**TASK DETAILS:**
Output the rows from the line with "error-bar: [534, 496, 547, 527]" to the line with "y-exponent-power: 5: [164, 17, 174, 36]", both included, exactly as they appear, character for character.

**RAW DATA:**

━━━

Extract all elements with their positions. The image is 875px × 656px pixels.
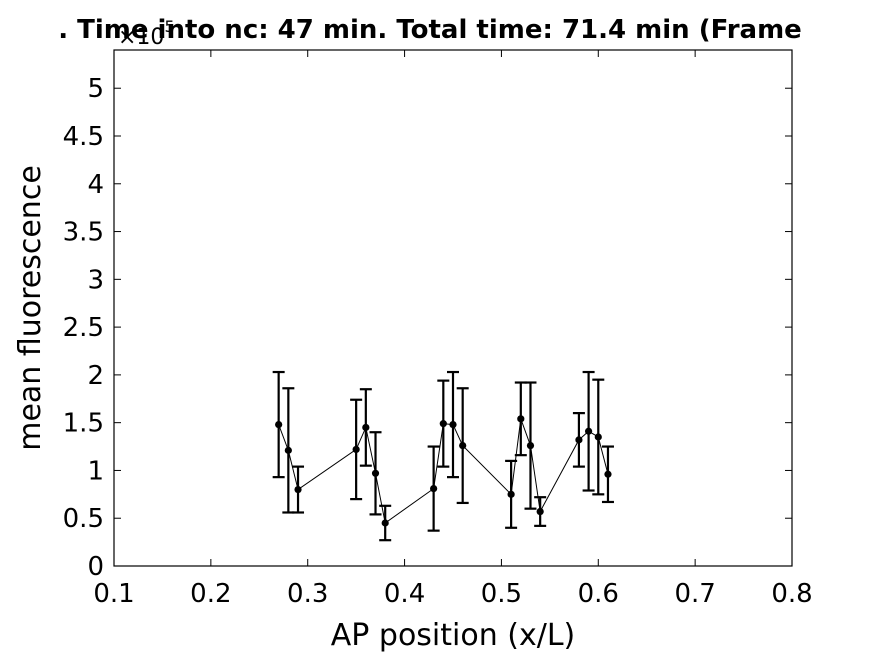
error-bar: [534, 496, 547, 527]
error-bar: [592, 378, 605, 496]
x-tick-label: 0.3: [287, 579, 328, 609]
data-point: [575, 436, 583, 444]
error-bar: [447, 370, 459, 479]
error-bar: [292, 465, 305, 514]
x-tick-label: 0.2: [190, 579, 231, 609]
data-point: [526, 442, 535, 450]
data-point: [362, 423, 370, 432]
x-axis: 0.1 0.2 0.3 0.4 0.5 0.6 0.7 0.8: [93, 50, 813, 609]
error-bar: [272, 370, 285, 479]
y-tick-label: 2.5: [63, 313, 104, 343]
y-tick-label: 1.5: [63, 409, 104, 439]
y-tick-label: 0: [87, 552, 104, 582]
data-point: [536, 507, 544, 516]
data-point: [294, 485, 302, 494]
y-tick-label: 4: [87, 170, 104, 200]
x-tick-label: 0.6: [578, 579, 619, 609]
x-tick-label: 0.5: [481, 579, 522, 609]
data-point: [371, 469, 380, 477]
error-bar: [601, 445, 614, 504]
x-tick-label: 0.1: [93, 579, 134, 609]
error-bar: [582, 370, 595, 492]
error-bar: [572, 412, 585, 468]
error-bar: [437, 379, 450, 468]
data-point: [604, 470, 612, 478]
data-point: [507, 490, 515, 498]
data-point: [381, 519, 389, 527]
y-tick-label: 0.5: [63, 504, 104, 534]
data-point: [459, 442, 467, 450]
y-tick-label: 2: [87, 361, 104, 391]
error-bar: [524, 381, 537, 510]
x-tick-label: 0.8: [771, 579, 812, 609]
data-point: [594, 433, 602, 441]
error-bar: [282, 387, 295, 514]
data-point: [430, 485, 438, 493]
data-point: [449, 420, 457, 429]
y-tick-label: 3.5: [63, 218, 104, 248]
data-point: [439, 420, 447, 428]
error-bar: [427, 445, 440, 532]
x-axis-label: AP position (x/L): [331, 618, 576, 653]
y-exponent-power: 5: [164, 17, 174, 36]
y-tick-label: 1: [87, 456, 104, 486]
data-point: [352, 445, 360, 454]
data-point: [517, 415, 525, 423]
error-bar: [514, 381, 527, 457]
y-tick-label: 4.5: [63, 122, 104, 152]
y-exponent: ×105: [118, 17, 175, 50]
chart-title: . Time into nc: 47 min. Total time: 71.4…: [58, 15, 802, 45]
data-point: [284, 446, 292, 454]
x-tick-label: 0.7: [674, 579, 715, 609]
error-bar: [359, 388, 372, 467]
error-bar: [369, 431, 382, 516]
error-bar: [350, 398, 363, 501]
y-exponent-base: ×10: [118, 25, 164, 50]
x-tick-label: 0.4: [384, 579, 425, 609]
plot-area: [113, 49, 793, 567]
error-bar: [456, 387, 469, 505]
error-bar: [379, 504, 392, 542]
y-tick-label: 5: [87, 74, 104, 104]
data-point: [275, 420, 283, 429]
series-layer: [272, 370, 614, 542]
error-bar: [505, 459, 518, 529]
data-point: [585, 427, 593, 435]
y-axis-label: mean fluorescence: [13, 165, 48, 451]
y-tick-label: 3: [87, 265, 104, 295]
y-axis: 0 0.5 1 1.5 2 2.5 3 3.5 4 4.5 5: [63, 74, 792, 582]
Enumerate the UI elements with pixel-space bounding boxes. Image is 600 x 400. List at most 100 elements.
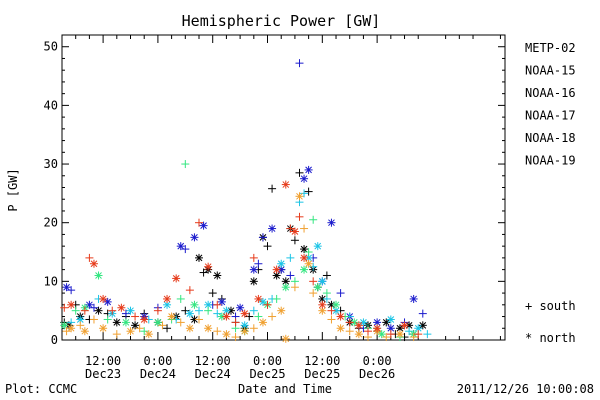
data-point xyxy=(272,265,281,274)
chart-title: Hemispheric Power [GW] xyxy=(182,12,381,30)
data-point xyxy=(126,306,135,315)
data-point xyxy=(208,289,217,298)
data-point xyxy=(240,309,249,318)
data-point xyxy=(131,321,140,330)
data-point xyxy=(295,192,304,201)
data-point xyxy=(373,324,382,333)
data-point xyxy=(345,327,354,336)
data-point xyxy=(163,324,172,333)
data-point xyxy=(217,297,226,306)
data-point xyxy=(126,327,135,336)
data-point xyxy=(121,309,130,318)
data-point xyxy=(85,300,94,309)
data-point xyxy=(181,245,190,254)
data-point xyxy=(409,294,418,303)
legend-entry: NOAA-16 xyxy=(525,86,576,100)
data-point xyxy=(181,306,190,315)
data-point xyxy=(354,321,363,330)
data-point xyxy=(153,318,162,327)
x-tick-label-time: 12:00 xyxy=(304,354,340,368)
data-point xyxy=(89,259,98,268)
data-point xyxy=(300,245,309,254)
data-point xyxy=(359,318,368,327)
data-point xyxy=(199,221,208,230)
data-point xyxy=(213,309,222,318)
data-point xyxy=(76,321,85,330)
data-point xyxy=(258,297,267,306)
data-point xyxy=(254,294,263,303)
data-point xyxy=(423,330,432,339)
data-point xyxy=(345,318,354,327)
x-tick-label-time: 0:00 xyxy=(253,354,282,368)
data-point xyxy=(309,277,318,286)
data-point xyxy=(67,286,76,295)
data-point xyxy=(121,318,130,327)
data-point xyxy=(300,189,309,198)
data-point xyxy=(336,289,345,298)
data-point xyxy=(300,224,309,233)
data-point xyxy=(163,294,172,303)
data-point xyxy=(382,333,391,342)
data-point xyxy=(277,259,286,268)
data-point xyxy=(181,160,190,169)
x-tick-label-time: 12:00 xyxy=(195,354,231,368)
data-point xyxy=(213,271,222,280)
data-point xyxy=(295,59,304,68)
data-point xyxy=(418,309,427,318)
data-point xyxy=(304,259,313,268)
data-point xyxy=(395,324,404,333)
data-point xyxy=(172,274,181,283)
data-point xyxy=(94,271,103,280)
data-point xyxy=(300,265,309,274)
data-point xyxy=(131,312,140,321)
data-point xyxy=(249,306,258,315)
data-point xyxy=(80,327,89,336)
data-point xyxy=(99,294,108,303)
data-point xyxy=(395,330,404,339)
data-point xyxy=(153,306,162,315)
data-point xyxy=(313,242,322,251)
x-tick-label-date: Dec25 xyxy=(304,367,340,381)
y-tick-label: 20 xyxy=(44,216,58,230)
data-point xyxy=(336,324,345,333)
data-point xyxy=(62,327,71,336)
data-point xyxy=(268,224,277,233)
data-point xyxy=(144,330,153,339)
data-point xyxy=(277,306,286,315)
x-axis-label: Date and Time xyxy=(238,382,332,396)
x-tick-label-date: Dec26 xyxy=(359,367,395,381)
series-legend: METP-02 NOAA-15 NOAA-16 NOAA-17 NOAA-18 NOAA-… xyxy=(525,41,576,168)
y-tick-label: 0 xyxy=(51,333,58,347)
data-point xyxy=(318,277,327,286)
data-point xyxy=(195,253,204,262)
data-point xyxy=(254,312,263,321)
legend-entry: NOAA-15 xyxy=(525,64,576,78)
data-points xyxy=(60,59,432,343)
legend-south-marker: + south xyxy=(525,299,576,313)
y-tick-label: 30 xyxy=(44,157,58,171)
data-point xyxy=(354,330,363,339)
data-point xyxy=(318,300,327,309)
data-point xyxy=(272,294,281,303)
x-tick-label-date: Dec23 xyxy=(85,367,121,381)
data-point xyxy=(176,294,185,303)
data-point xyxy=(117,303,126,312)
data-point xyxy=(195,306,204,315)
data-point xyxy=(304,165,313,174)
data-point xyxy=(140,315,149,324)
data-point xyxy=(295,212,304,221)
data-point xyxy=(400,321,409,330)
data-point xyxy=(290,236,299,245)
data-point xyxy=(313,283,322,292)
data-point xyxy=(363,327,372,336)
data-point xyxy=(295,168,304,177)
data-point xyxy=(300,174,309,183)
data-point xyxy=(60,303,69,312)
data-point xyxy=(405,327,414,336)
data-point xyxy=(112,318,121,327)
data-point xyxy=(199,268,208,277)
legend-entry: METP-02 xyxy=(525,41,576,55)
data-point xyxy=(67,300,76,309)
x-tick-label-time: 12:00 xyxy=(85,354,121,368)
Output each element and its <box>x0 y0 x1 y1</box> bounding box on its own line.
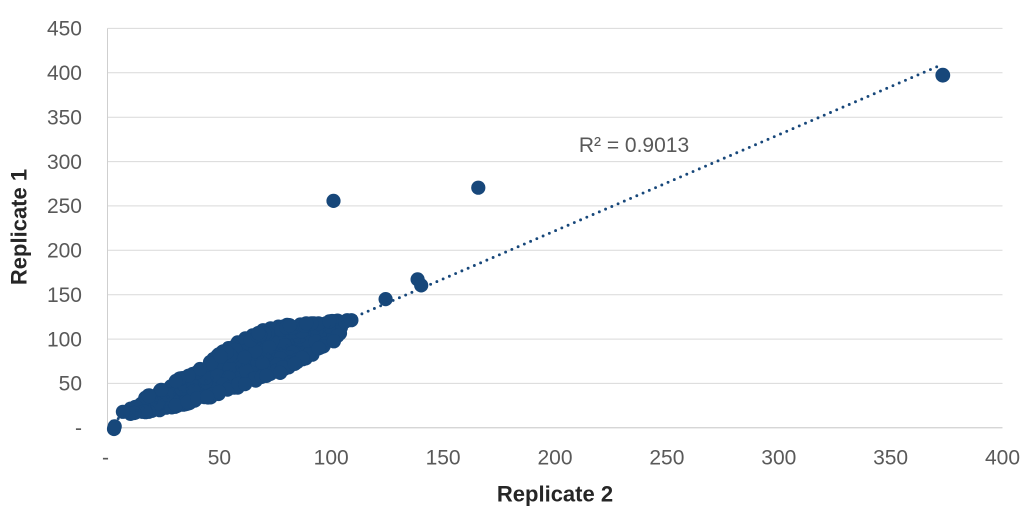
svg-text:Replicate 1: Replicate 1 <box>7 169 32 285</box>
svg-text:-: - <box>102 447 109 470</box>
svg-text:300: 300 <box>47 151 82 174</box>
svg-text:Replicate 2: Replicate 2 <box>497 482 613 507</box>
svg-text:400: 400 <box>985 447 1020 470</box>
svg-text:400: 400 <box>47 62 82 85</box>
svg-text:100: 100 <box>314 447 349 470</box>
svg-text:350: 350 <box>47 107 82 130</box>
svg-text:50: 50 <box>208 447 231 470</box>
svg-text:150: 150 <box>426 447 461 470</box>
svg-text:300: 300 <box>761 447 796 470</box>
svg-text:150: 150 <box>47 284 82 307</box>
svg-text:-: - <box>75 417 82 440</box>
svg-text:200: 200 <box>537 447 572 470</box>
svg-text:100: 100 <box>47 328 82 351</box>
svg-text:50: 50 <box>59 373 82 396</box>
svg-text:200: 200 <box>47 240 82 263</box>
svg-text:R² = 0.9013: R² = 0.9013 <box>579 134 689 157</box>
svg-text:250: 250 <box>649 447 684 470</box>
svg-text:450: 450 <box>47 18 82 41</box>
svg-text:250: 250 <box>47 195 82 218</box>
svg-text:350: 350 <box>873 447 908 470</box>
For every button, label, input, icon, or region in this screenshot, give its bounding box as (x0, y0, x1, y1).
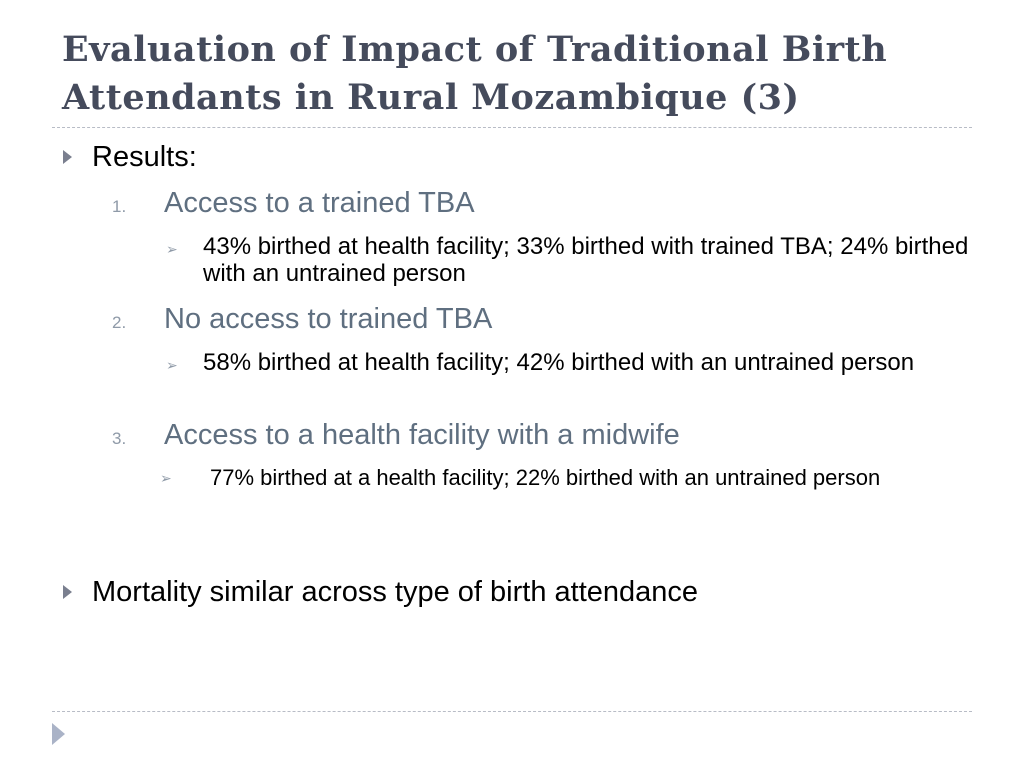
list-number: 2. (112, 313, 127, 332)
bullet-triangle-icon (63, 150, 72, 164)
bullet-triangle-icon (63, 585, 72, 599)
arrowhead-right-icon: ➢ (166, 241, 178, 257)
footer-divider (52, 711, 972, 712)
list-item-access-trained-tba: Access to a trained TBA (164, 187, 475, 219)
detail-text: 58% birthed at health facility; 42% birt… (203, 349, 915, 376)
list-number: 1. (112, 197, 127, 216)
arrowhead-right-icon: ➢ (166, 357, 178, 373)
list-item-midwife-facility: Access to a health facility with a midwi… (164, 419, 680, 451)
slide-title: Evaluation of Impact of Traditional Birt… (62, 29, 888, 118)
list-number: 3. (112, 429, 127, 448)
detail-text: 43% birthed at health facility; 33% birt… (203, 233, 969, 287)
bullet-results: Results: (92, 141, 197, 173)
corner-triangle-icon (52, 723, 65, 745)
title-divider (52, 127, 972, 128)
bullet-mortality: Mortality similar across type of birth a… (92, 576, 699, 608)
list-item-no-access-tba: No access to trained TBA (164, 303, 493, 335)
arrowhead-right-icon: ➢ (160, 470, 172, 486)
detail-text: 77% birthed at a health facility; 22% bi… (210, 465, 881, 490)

━━━

**TASK RESULT:**
error-bar: [534, 496, 547, 527]
error-bar: [592, 378, 605, 496]
x-tick-label: 0.3: [287, 579, 328, 609]
data-point: [575, 436, 583, 444]
error-bar: [447, 370, 459, 479]
error-bar: [292, 465, 305, 514]
x-tick-label: 0.2: [190, 579, 231, 609]
data-point: [526, 442, 535, 450]
data-point: [362, 423, 370, 432]
x-axis: 0.1 0.2 0.3 0.4 0.5 0.6 0.7 0.8: [93, 50, 813, 609]
error-bar: [272, 370, 285, 479]
y-tick-label: 2.5: [63, 313, 104, 343]
y-tick-label: 1.5: [63, 409, 104, 439]
y-tick-label: 0: [87, 552, 104, 582]
data-point: [536, 507, 544, 516]
data-point: [294, 485, 302, 494]
y-tick-label: 4: [87, 170, 104, 200]
x-tick-label: 0.6: [578, 579, 619, 609]
x-tick-label: 0.5: [481, 579, 522, 609]
data-point: [371, 469, 380, 477]
error-bar: [601, 445, 614, 504]
x-tick-label: 0.1: [93, 579, 134, 609]
error-bar: [582, 370, 595, 492]
error-bar: [572, 412, 585, 468]
error-bar: [437, 379, 450, 468]
data-point: [604, 470, 612, 478]
data-point: [507, 490, 515, 498]
data-point: [381, 519, 389, 527]
y-tick-label: 0.5: [63, 504, 104, 534]
data-point: [459, 442, 467, 450]
y-tick-label: 2: [87, 361, 104, 391]
error-bar: [524, 381, 537, 510]
x-tick-label: 0.8: [771, 579, 812, 609]
data-point: [594, 433, 602, 441]
error-bar: [282, 387, 295, 514]
data-point: [430, 485, 438, 493]
data-point: [449, 420, 457, 429]
y-tick-label: 3.5: [63, 218, 104, 248]
data-point: [439, 420, 447, 428]
error-bar: [427, 445, 440, 532]
x-axis-label: AP position (x/L): [331, 618, 576, 653]
y-exponent-power: 5: [164, 17, 174, 36]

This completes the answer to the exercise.